## TO DO
Leaving out all images, write out the records that follow exactly.

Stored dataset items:

_ _ _

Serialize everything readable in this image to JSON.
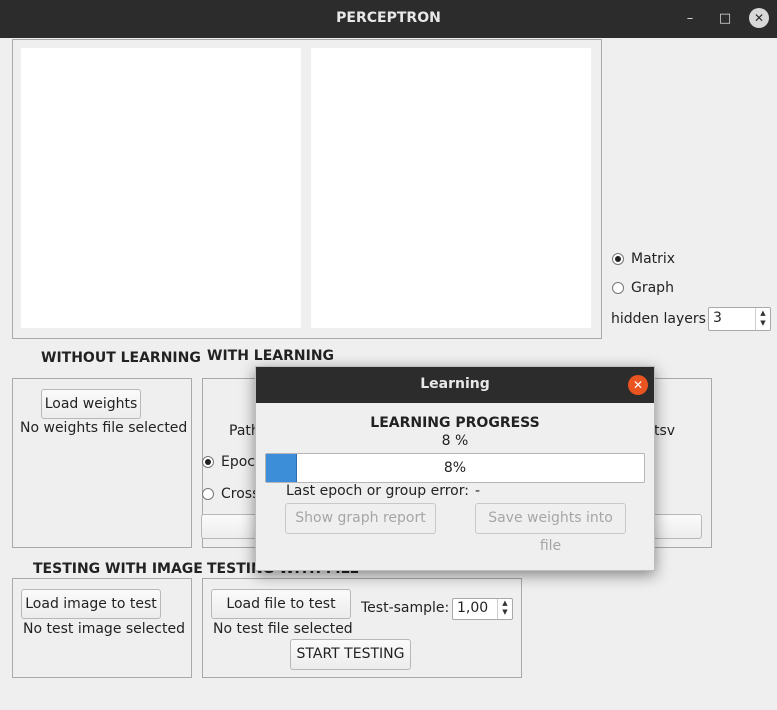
{
  "window": {
    "title": "PERCEPTRON"
  },
  "window_controls": {
    "minimize": "–",
    "maximize": "□",
    "close": "✕"
  },
  "view_mode": {
    "options": [
      {
        "label": "Matrix",
        "selected": true
      },
      {
        "label": "Graph",
        "selected": false
      }
    ],
    "hidden_layers_label": "hidden layers",
    "hidden_layers_value": "3"
  },
  "without_learning": {
    "heading": "WITHOUT LEARNING",
    "load_weights_button": "Load weights",
    "status": "No weights file selected"
  },
  "with_learning": {
    "heading": "WITH LEARNING",
    "path_label_fragment": "Path",
    "right_fragment": "tsv",
    "radio_epochs_fragment": "Epoc",
    "radio_cross_fragment": "Cross"
  },
  "testing_with_image": {
    "heading": "TESTING WITH IMAGE",
    "load_button": "Load image to test",
    "status": "No test image selected"
  },
  "testing_with_file": {
    "heading": "TESTING WITH FILE",
    "load_button": "Load file to test",
    "status": "No test file selected",
    "test_sample_label": "Test-sample:",
    "test_sample_value": "1,00",
    "start_button": "START TESTING"
  },
  "learning_dialog": {
    "title": "Learning",
    "close": "✕",
    "heading": "LEARNING PROGRESS",
    "percent_text": "8 %",
    "progress": {
      "value": 8,
      "label": "8%"
    },
    "error_label": "Last epoch or group error:",
    "error_value": "-",
    "show_graph_button": "Show graph report",
    "save_weights_button": "Save weights into file"
  },
  "colors": {
    "accent": "#3c8ed8",
    "titlebar": "#2c2c2c",
    "dialog_close": "#e95420"
  }
}
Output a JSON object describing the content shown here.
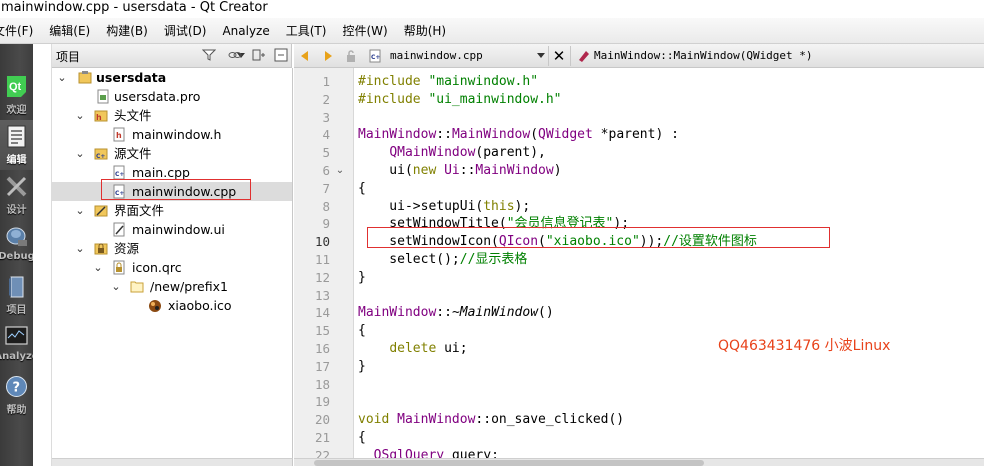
{
  "window": {
    "title": "mainwindow.cpp - usersdata - Qt Creator"
  },
  "menubar": {
    "items": [
      "文件(F)",
      "编辑(E)",
      "构建(B)",
      "调试(D)",
      "Analyze",
      "工具(T)",
      "控件(W)",
      "帮助(H)"
    ]
  },
  "modes": [
    {
      "label": "欢迎",
      "icon": "qt-logo-icon"
    },
    {
      "label": "编辑",
      "icon": "edit-document-icon"
    },
    {
      "label": "设计",
      "icon": "design-tools-icon"
    },
    {
      "label": "Debug",
      "icon": "debug-bug-icon"
    },
    {
      "label": "项目",
      "icon": "project-book-icon"
    },
    {
      "label": "Analyze",
      "icon": "analyze-monitor-icon"
    },
    {
      "label": "帮助",
      "icon": "help-question-icon"
    }
  ],
  "project_pane": {
    "title": "项目",
    "tree": [
      {
        "label": "usersdata",
        "icon": "project-folder-icon",
        "expanded": true,
        "bold": true
      },
      {
        "label": "usersdata.pro",
        "icon": "pro-file-icon"
      },
      {
        "label": "头文件",
        "icon": "header-folder-icon",
        "expanded": true
      },
      {
        "label": "mainwindow.h",
        "icon": "header-file-icon"
      },
      {
        "label": "源文件",
        "icon": "source-folder-icon",
        "expanded": true
      },
      {
        "label": "main.cpp",
        "icon": "cpp-file-icon"
      },
      {
        "label": "mainwindow.cpp",
        "icon": "cpp-file-icon",
        "selected": true
      },
      {
        "label": "界面文件",
        "icon": "form-folder-icon",
        "expanded": true
      },
      {
        "label": "mainwindow.ui",
        "icon": "ui-file-icon"
      },
      {
        "label": "资源",
        "icon": "resource-folder-icon",
        "expanded": true
      },
      {
        "label": "icon.qrc",
        "icon": "qrc-file-icon",
        "expanded": true
      },
      {
        "label": "/new/prefix1",
        "icon": "prefix-folder-icon",
        "expanded": true
      },
      {
        "label": "xiaobo.ico",
        "icon": "ico-file-icon"
      }
    ]
  },
  "editor": {
    "open_file": "mainwindow.cpp",
    "symbol": "MainWindow::MainWindow(QWidget *)",
    "line_numbers": [
      "1",
      "2",
      "3",
      "4",
      "5",
      "6",
      "7",
      "8",
      "9",
      "10",
      "11",
      "12",
      "13",
      "14",
      "15",
      "16",
      "17",
      "18",
      "19",
      "20",
      "21",
      "22"
    ],
    "current_line": "10",
    "lines": [
      "#include \"mainwindow.h\"",
      "#include \"ui_mainwindow.h\"",
      "",
      "MainWindow::MainWindow(QWidget *parent) :",
      "    QMainWindow(parent),",
      "    ui(new Ui::MainWindow)",
      "{",
      "    ui->setupUi(this);",
      "    setWindowTitle(\"会员信息登记表\");",
      "    setWindowIcon(QIcon(\"xiaobo.ico\"));//设置软件图标",
      "    select();//显示表格",
      "}",
      "",
      "MainWindow::~MainWindow()",
      "{",
      "    delete ui;",
      "}",
      "",
      "",
      "void MainWindow::on_save_clicked()",
      "{",
      "  QSqlQuery query;"
    ]
  },
  "watermark": "QQ463431476 小波Linux",
  "colors": {
    "highlight_box": "#e03030",
    "watermark": "#e8421a",
    "keyword": "#808000",
    "string": "#008000",
    "class": "#800080"
  }
}
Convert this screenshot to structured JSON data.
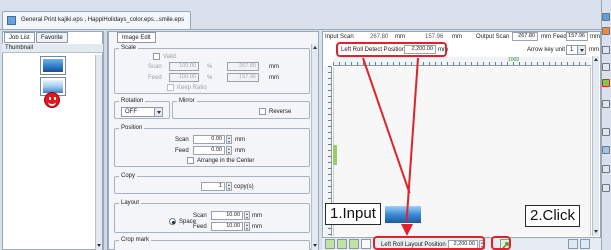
{
  "document_tab": {
    "title": "General Print kajiki.eps , HappiHolidays_color.eps...smile.eps"
  },
  "left_panel": {
    "tabs": [
      "Job List",
      "Favorite"
    ],
    "thumbnail_header": "Thumbnail"
  },
  "edit_panel": {
    "tab": "Image Edit",
    "scale": {
      "title": "Scale",
      "valid_label": "Valid",
      "scan_label": "Scan",
      "scan_value": "100.00",
      "scan_unit": "%",
      "scan_mm": "267.80",
      "scan_mm_unit": "mm",
      "feed_label": "Feed",
      "feed_value": "100.00",
      "feed_unit": "%",
      "feed_mm": "157.96",
      "feed_mm_unit": "mm",
      "keep_ratio_label": "Keep Ratio"
    },
    "rotation": {
      "title": "Rotation",
      "value": "OFF"
    },
    "mirror": {
      "title": "Mirror",
      "reverse_label": "Reverse"
    },
    "position": {
      "title": "Position",
      "scan_label": "Scan",
      "scan_value": "0.00",
      "feed_label": "Feed",
      "feed_value": "0.00",
      "unit": "mm",
      "arrange_center_label": "Arrange in the Center"
    },
    "copy": {
      "title": "Copy",
      "value": "1",
      "unit": "copy(s)"
    },
    "layout": {
      "title": "Layout",
      "space_label": "Space",
      "scan_label": "Scan",
      "scan_value": "10.00",
      "feed_label": "Feed",
      "feed_value": "10.00",
      "unit": "mm"
    },
    "crop_mark": {
      "title": "Crop mark"
    }
  },
  "layout_area": {
    "input_scan_label": "Input Scan",
    "input_scan_value": "267.80",
    "input_scan_unit": "mm",
    "input_feed_value": "157.96",
    "input_feed_unit": "mm",
    "output_scan_label": "Output Scan",
    "output_scan_value": "267.80",
    "output_scan_unit": "mm",
    "output_feed_label": "Feed",
    "output_feed_value": "157.96",
    "output_feed_unit": "mm",
    "left_roll_detect_label": "Left Roll Detect Position",
    "left_roll_detect_value": "2,200.00",
    "left_roll_detect_unit": "mm",
    "arrow_key_unit_label": "Arrow key unit",
    "arrow_key_unit_value": "1",
    "arrow_key_unit_suffix": "mm",
    "ruler_mark": "1000",
    "left_roll_layout_label": "Left Roll Layout Position",
    "left_roll_layout_value": "2,200.00"
  },
  "annotations": {
    "input_label": "1.Input",
    "click_label": "2.Click",
    "color": "#e2222a"
  },
  "colors": {
    "panel_bg": "#d9e2ec",
    "highlight_red": "#e2222a",
    "apply_green": "#3a9a2f"
  }
}
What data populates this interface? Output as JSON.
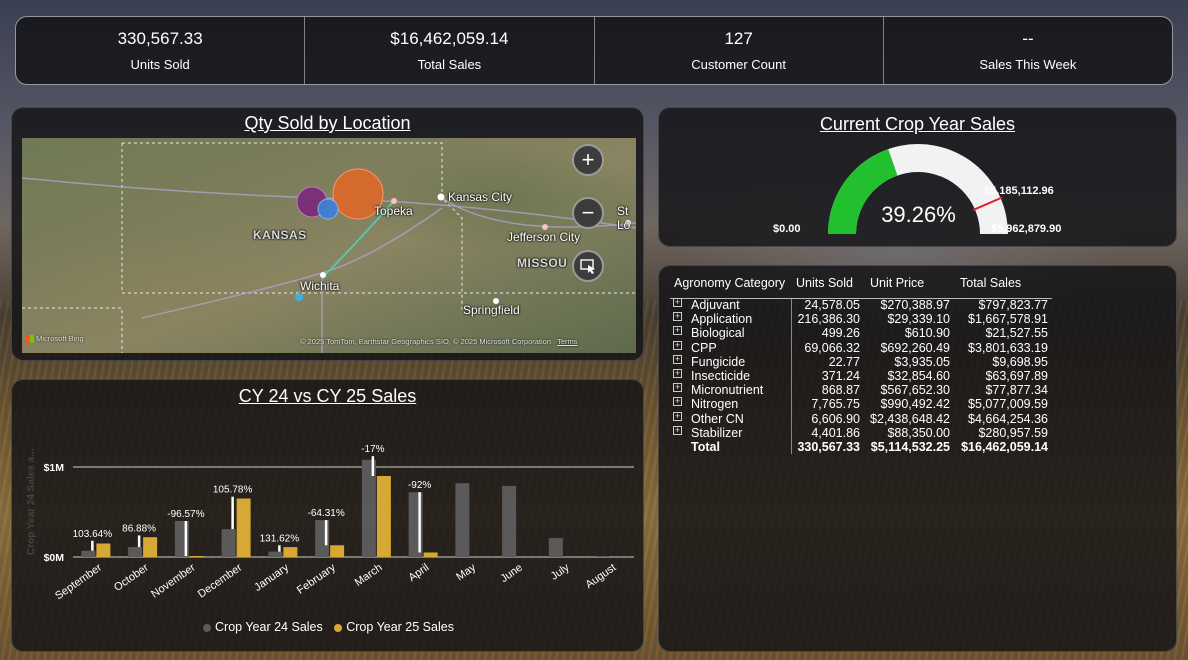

_ _ _

## COMPLETED TASK
Serialize everything readable in this image to JSON.
{
  "window": {
    "title": "PERCEPTRON"
  },
  "window_controls": {
    "minimize": "–",
    "maximize": "□",
    "close": "✕"
  },
  "view_mode": {
    "options": [
      {
        "label": "Matrix",
        "selected": true
      },
      {
        "label": "Graph",
        "selected": false
      }
    ],
    "hidden_layers_label": "hidden layers",
    "hidden_layers_value": "3"
  },
  "without_learning": {
    "heading": "WITHOUT LEARNING",
    "load_weights_button": "Load weights",
    "status": "No weights file selected"
  },
  "with_learning": {
    "heading": "WITH LEARNING",
    "path_label_fragment": "Path",
    "right_fragment": "tsv",
    "radio_epochs_fragment": "Epoc",
    "radio_cross_fragment": "Cross"
  },
  "testing_with_image": {
    "heading": "TESTING WITH IMAGE",
    "load_button": "Load image to test",
    "status": "No test image selected"
  },
  "testing_with_file": {
    "heading": "TESTING WITH FILE",
    "load_button": "Load file to test",
    "status": "No test file selected",
    "test_sample_label": "Test-sample:",
    "test_sample_value": "1,00",
    "start_button": "START TESTING"
  },
  "learning_dialog": {
    "title": "Learning",
    "close": "✕",
    "heading": "LEARNING PROGRESS",
    "percent_text": "8 %",
    "progress": {
      "value": 8,
      "label": "8%"
    },
    "error_label": "Last epoch or group error:",
    "error_value": "-",
    "show_graph_button": "Show graph report",
    "save_weights_button": "Save weights into file"
  },
  "colors": {
    "accent": "#3c8ed8",
    "titlebar": "#2c2c2c",
    "dialog_close": "#e95420"
  }
}
Output a JSON object describing the content shown here.
{
  "window": {
    "title": "mainwindow.cpp - usersdata - Qt Creator"
  },
  "menubar": {
    "items": [
      "文件(F)",
      "编辑(E)",
      "构建(B)",
      "调试(D)",
      "Analyze",
      "工具(T)",
      "控件(W)",
      "帮助(H)"
    ]
  },
  "modes": [
    {
      "label": "欢迎",
      "icon": "qt-logo-icon"
    },
    {
      "label": "编辑",
      "icon": "edit-document-icon"
    },
    {
      "label": "设计",
      "icon": "design-tools-icon"
    },
    {
      "label": "Debug",
      "icon": "debug-bug-icon"
    },
    {
      "label": "项目",
      "icon": "project-book-icon"
    },
    {
      "label": "Analyze",
      "icon": "analyze-monitor-icon"
    },
    {
      "label": "帮助",
      "icon": "help-question-icon"
    }
  ],
  "project_pane": {
    "title": "项目",
    "tree": [
      {
        "label": "usersdata",
        "icon": "project-folder-icon",
        "expanded": true,
        "bold": true
      },
      {
        "label": "usersdata.pro",
        "icon": "pro-file-icon"
      },
      {
        "label": "头文件",
        "icon": "header-folder-icon",
        "expanded": true
      },
      {
        "label": "mainwindow.h",
        "icon": "header-file-icon"
      },
      {
        "label": "源文件",
        "icon": "source-folder-icon",
        "expanded": true
      },
      {
        "label": "main.cpp",
        "icon": "cpp-file-icon"
      },
      {
        "label": "mainwindow.cpp",
        "icon": "cpp-file-icon",
        "selected": true
      },
      {
        "label": "界面文件",
        "icon": "form-folder-icon",
        "expanded": true
      },
      {
        "label": "mainwindow.ui",
        "icon": "ui-file-icon"
      },
      {
        "label": "资源",
        "icon": "resource-folder-icon",
        "expanded": true
      },
      {
        "label": "icon.qrc",
        "icon": "qrc-file-icon",
        "expanded": true
      },
      {
        "label": "/new/prefix1",
        "icon": "prefix-folder-icon",
        "expanded": true
      },
      {
        "label": "xiaobo.ico",
        "icon": "ico-file-icon"
      }
    ]
  },
  "editor": {
    "open_file": "mainwindow.cpp",
    "symbol": "MainWindow::MainWindow(QWidget *)",
    "line_numbers": [
      "1",
      "2",
      "3",
      "4",
      "5",
      "6",
      "7",
      "8",
      "9",
      "10",
      "11",
      "12",
      "13",
      "14",
      "15",
      "16",
      "17",
      "18",
      "19",
      "20",
      "21",
      "22"
    ],
    "current_line": "10",
    "lines": [
      "#include \"mainwindow.h\"",
      "#include \"ui_mainwindow.h\"",
      "",
      "MainWindow::MainWindow(QWidget *parent) :",
      "    QMainWindow(parent),",
      "    ui(new Ui::MainWindow)",
      "{",
      "    ui->setupUi(this);",
      "    setWindowTitle(\"会员信息登记表\");",
      "    setWindowIcon(QIcon(\"xiaobo.ico\"));//设置软件图标",
      "    select();//显示表格",
      "}",
      "",
      "MainWindow::~MainWindow()",
      "{",
      "    delete ui;",
      "}",
      "",
      "",
      "void MainWindow::on_save_clicked()",
      "{",
      "  QSqlQuery query;"
    ]
  },
  "watermark": "QQ463431476 小波Linux",
  "colors": {
    "highlight_box": "#e03030",
    "watermark": "#e8421a",
    "keyword": "#808000",
    "string": "#008000",
    "class": "#800080"
  }
}
Convert this screenshot to structured JSON data.
{
  "document_tab": {
    "title": "General Print kajiki.eps , HappiHolidays_color.eps...smile.eps"
  },
  "left_panel": {
    "tabs": [
      "Job List",
      "Favorite"
    ],
    "thumbnail_header": "Thumbnail"
  },
  "edit_panel": {
    "tab": "Image Edit",
    "scale": {
      "title": "Scale",
      "valid_label": "Valid",
      "scan_label": "Scan",
      "scan_value": "100.00",
      "scan_unit": "%",
      "scan_mm": "267.80",
      "scan_mm_unit": "mm",
      "feed_label": "Feed",
      "feed_value": "100.00",
      "feed_unit": "%",
      "feed_mm": "157.96",
      "feed_mm_unit": "mm",
      "keep_ratio_label": "Keep Ratio"
    },
    "rotation": {
      "title": "Rotation",
      "value": "OFF"
    },
    "mirror": {
      "title": "Mirror",
      "reverse_label": "Reverse"
    },
    "position": {
      "title": "Position",
      "scan_label": "Scan",
      "scan_value": "0.00",
      "feed_label": "Feed",
      "feed_value": "0.00",
      "unit": "mm",
      "arrange_center_label": "Arrange in the Center"
    },
    "copy": {
      "title": "Copy",
      "value": "1",
      "unit": "copy(s)"
    },
    "layout": {
      "title": "Layout",
      "space_label": "Space",
      "scan_label": "Scan",
      "scan_value": "10.00",
      "feed_label": "Feed",
      "feed_value": "10.00",
      "unit": "mm"
    },
    "crop_mark": {
      "title": "Crop mark"
    }
  },
  "layout_area": {
    "input_scan_label": "Input Scan",
    "input_scan_value": "267.80",
    "input_scan_unit": "mm",
    "input_feed_value": "157.96",
    "input_feed_unit": "mm",
    "output_scan_label": "Output Scan",
    "output_scan_value": "267.80",
    "output_scan_unit": "mm",
    "output_feed_label": "Feed",
    "output_feed_value": "157.96",
    "output_feed_unit": "mm",
    "left_roll_detect_label": "Left Roll Detect Position",
    "left_roll_detect_value": "2,200.00",
    "left_roll_detect_unit": "mm",
    "arrow_key_unit_label": "Arrow key unit",
    "arrow_key_unit_value": "1",
    "arrow_key_unit_suffix": "mm",
    "ruler_mark": "1000",
    "left_roll_layout_label": "Left Roll Layout Position",
    "left_roll_layout_value": "2,200.00"
  },
  "annotations": {
    "input_label": "1.Input",
    "click_label": "2.Click",
    "color": "#e2222a"
  },
  "colors": {
    "panel_bg": "#d9e2ec",
    "highlight_red": "#e2222a",
    "apply_green": "#3a9a2f"
  }
}
What data populates this interface? Output as JSON.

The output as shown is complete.